▸ The problem: Examine the material below. Gather every line in which the string "être" appears.

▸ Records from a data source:
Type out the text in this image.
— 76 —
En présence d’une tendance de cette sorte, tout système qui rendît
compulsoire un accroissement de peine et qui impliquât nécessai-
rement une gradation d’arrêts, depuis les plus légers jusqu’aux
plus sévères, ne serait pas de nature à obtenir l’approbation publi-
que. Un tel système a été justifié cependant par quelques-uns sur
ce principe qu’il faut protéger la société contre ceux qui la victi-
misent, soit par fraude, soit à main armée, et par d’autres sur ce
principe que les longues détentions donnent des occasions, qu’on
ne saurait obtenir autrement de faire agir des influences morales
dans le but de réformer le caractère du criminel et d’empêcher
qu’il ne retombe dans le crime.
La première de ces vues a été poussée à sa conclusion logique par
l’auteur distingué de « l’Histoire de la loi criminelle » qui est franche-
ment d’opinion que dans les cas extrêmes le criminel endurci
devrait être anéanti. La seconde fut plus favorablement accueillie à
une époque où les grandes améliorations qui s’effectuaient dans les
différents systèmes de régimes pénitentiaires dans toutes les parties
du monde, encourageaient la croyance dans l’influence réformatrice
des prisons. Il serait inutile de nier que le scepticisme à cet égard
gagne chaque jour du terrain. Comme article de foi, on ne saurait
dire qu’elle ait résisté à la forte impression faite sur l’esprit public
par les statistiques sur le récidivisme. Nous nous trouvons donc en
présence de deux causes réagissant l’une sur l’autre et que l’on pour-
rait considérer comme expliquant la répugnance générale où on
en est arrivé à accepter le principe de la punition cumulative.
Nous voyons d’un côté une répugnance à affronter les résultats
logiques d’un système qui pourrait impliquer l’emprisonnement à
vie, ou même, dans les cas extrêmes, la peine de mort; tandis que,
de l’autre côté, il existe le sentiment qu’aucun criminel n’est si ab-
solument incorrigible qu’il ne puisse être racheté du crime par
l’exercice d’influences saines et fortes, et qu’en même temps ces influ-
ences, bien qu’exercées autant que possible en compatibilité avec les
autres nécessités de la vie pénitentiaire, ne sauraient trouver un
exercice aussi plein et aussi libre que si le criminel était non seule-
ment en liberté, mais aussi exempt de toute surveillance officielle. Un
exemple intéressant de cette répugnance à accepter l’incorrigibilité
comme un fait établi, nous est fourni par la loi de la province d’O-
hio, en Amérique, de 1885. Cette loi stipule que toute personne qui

▸ Result for this exercise:
devrait être anéanti. La seconde fut plus favorablement accueillie à
solument incorrigible qu’il ne puisse être racheté du crime par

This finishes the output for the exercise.